## Excerpted records
──────────────────────────────

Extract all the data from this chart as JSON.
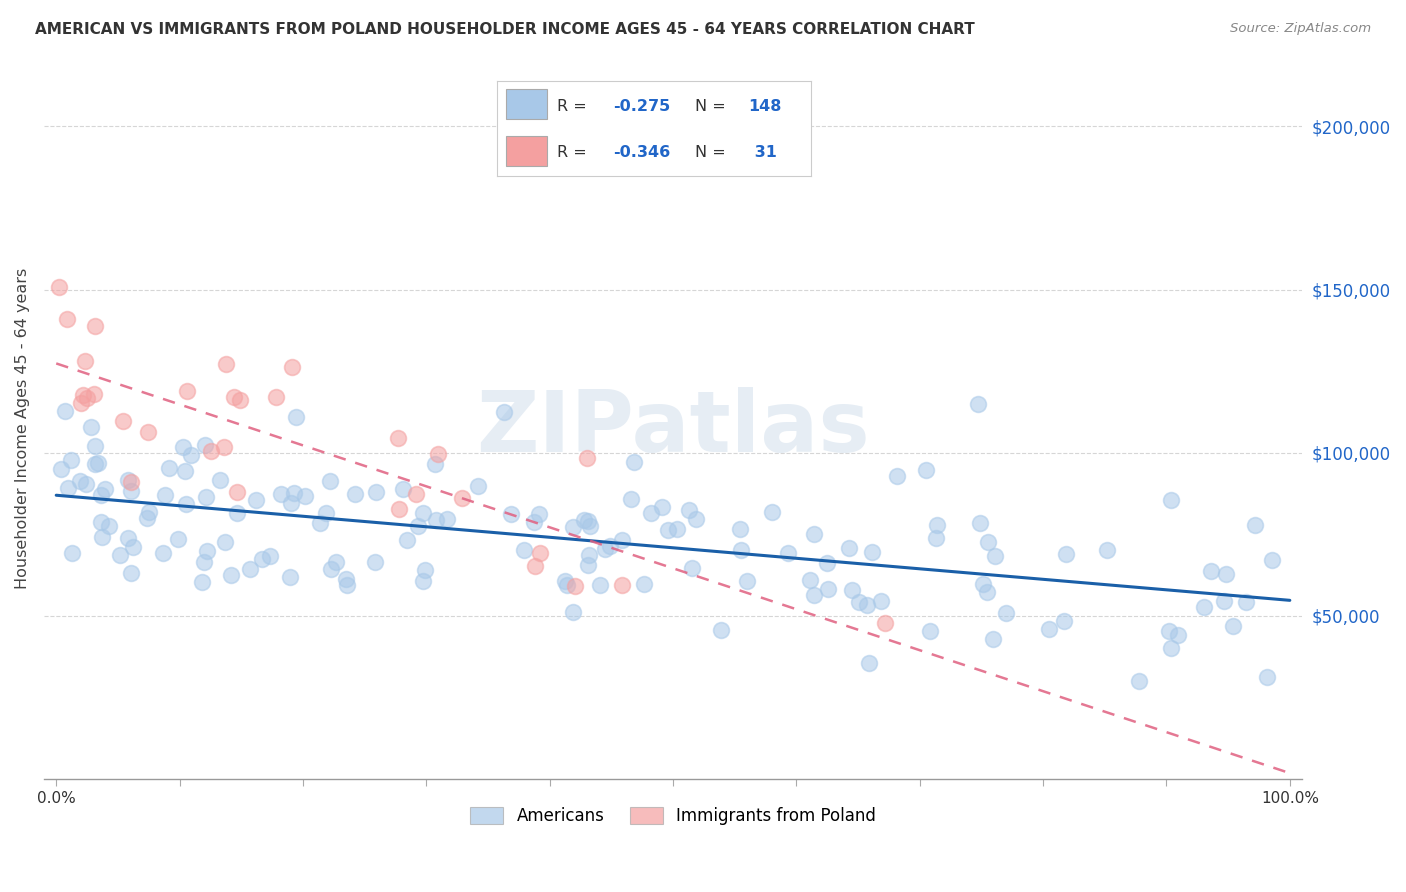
{
  "title": "AMERICAN VS IMMIGRANTS FROM POLAND HOUSEHOLDER INCOME AGES 45 - 64 YEARS CORRELATION CHART",
  "source": "Source: ZipAtlas.com",
  "ylabel": "Householder Income Ages 45 - 64 years",
  "xlim": [
    -1,
    101
  ],
  "ylim": [
    0,
    215000
  ],
  "yticks": [
    50000,
    100000,
    150000,
    200000
  ],
  "ytick_labels": [
    "$50,000",
    "$100,000",
    "$150,000",
    "$200,000"
  ],
  "xticks": [
    0,
    10,
    20,
    30,
    40,
    50,
    60,
    70,
    80,
    90,
    100
  ],
  "legend_label1": "Americans",
  "legend_label2": "Immigrants from Poland",
  "color_american": "#a8c8e8",
  "color_poland": "#f4a0a0",
  "color_american_line": "#1a5fa8",
  "color_poland_line": "#e06080",
  "color_ytick": "#2166c8",
  "watermark_text": "ZIPatlas",
  "background_color": "#ffffff",
  "grid_color": "#cccccc",
  "title_color": "#333333",
  "source_color": "#888888"
}
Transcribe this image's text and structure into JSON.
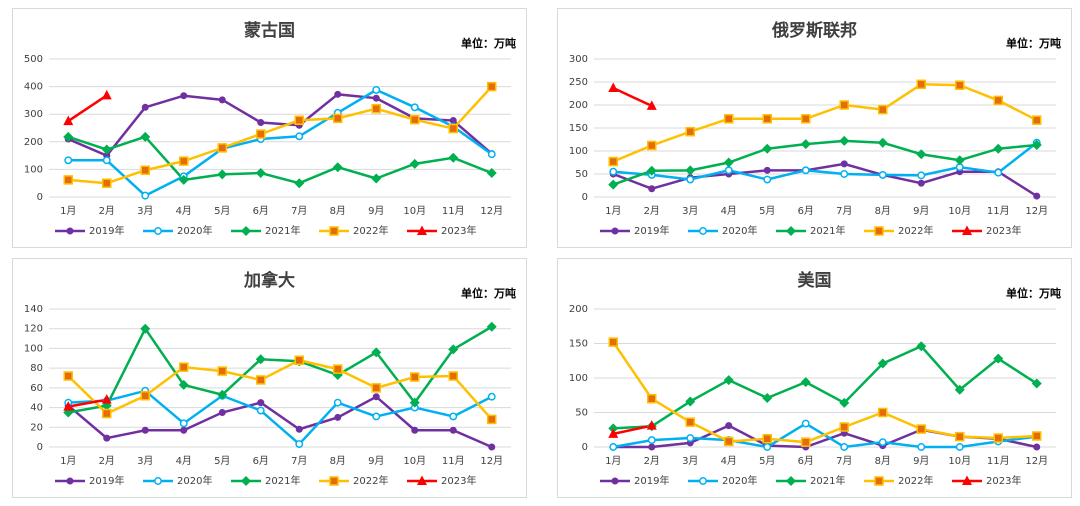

──────────────────────────────

## Task to carry out
Repeat the preceding records precisely, and leave every picture out of the copy.

## Solution
Extract all the data from this chart as JSON.
{
  "title": "AMERICAN VS IMMIGRANTS FROM POLAND HOUSEHOLDER INCOME AGES 45 - 64 YEARS CORRELATION CHART",
  "source": "Source: ZipAtlas.com",
  "ylabel": "Householder Income Ages 45 - 64 years",
  "xlim": [
    -1,
    101
  ],
  "ylim": [
    0,
    215000
  ],
  "yticks": [
    50000,
    100000,
    150000,
    200000
  ],
  "ytick_labels": [
    "$50,000",
    "$100,000",
    "$150,000",
    "$200,000"
  ],
  "xticks": [
    0,
    10,
    20,
    30,
    40,
    50,
    60,
    70,
    80,
    90,
    100
  ],
  "legend_label1": "Americans",
  "legend_label2": "Immigrants from Poland",
  "color_american": "#a8c8e8",
  "color_poland": "#f4a0a0",
  "color_american_line": "#1a5fa8",
  "color_poland_line": "#e06080",
  "color_ytick": "#2166c8",
  "watermark_text": "ZIPatlas",
  "background_color": "#ffffff",
  "grid_color": "#cccccc",
  "title_color": "#333333",
  "source_color": "#888888"
}
Transcribe this image's text and structure into JSON.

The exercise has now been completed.